Scan the listing that follows and report how many lines contain "being". Write the number alone.

Records excerpted from a collection:
====================
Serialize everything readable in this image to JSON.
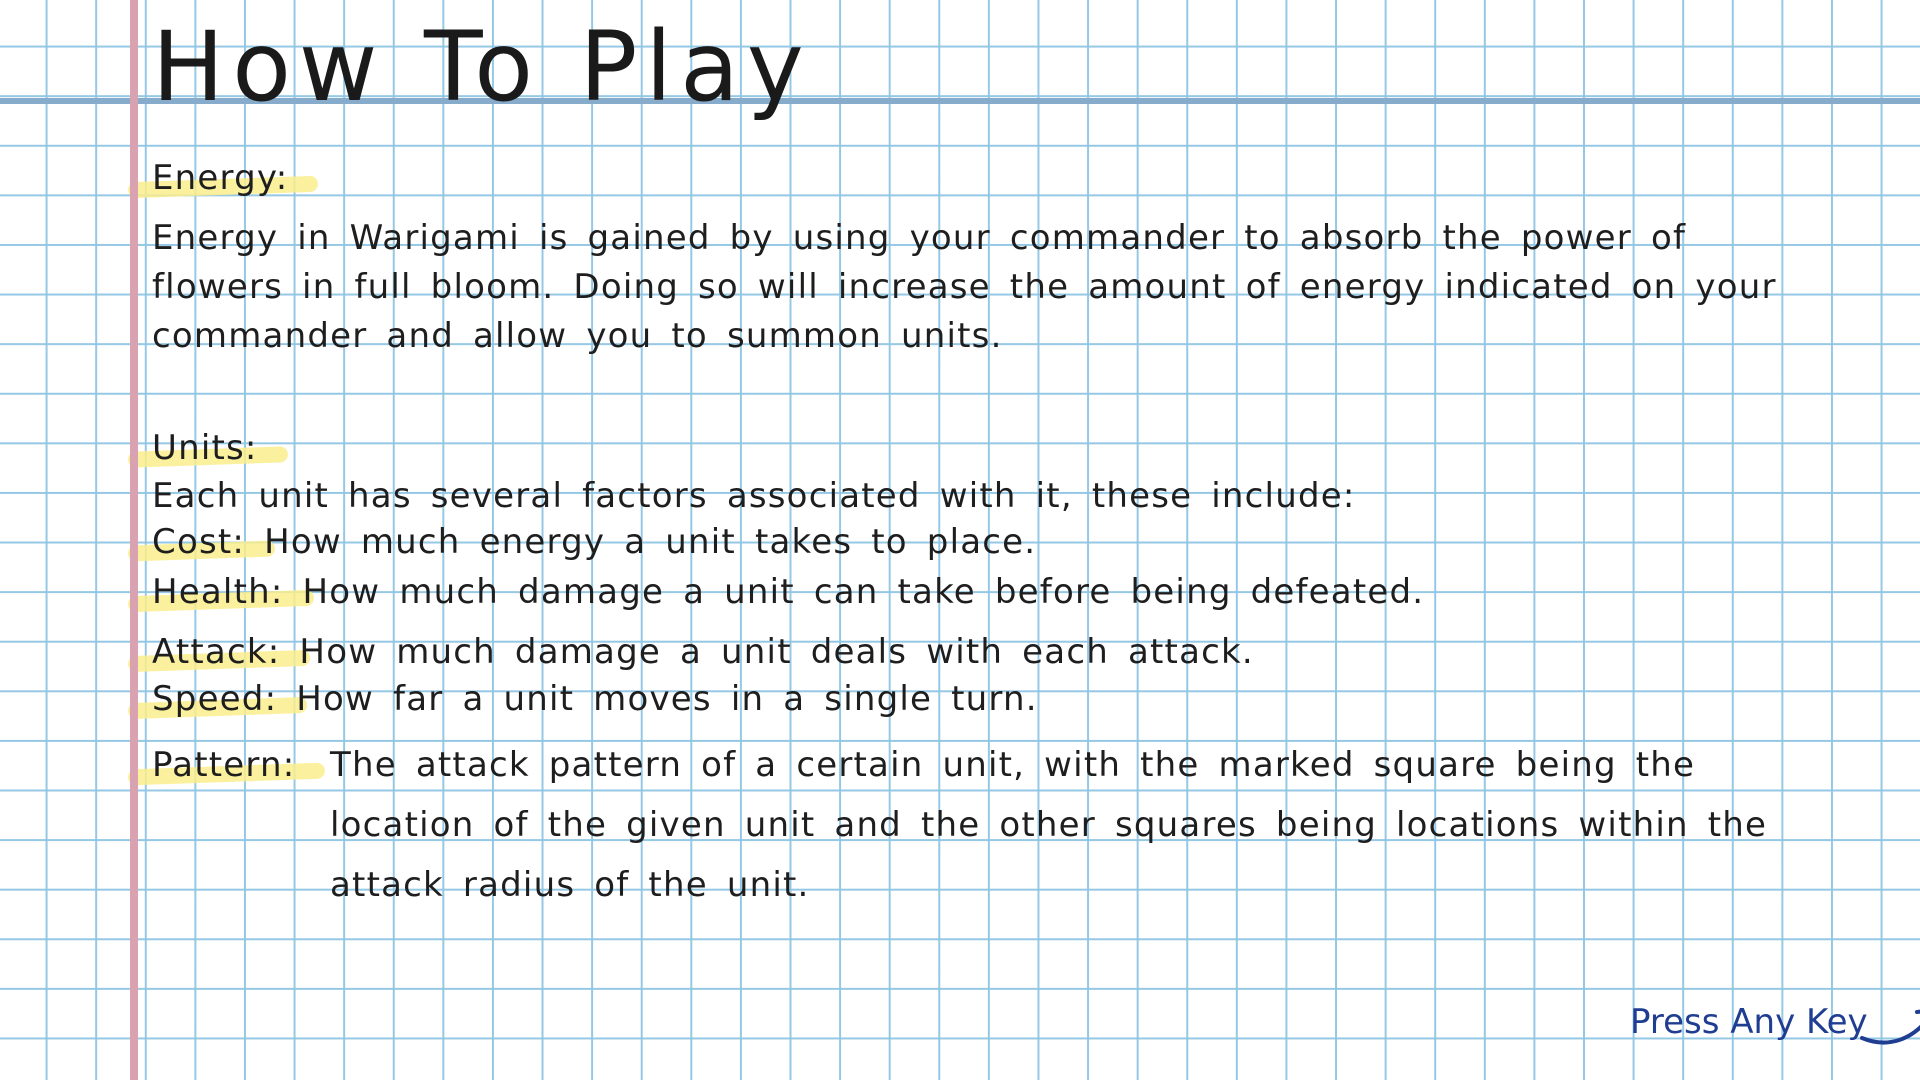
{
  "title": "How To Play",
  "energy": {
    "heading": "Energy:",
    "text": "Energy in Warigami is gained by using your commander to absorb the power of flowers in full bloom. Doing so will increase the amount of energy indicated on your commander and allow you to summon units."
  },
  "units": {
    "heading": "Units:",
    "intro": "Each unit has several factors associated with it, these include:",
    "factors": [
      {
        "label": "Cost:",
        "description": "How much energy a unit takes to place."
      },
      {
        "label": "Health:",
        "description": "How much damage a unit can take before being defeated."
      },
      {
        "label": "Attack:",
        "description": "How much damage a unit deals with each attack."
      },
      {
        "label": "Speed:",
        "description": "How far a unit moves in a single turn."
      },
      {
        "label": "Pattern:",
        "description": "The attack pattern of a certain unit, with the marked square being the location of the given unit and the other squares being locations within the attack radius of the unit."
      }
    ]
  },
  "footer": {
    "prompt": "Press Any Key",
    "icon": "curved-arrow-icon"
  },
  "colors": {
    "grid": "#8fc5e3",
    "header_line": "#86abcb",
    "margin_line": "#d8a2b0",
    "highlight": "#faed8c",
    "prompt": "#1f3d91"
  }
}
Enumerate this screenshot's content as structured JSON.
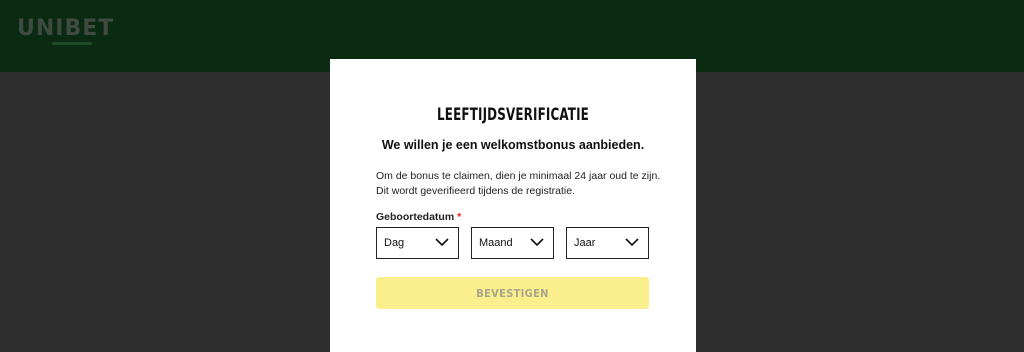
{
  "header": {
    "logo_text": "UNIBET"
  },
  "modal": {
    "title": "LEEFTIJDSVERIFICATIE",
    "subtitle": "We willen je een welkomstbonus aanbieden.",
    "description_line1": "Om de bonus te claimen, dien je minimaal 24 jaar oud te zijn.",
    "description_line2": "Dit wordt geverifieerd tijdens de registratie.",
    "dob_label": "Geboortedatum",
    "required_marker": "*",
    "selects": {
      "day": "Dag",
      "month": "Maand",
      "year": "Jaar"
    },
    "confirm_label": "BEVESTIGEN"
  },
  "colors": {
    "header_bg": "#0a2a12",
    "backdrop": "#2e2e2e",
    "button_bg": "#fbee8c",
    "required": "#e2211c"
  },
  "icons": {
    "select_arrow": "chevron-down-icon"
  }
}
====================
FINISHED TASK:
2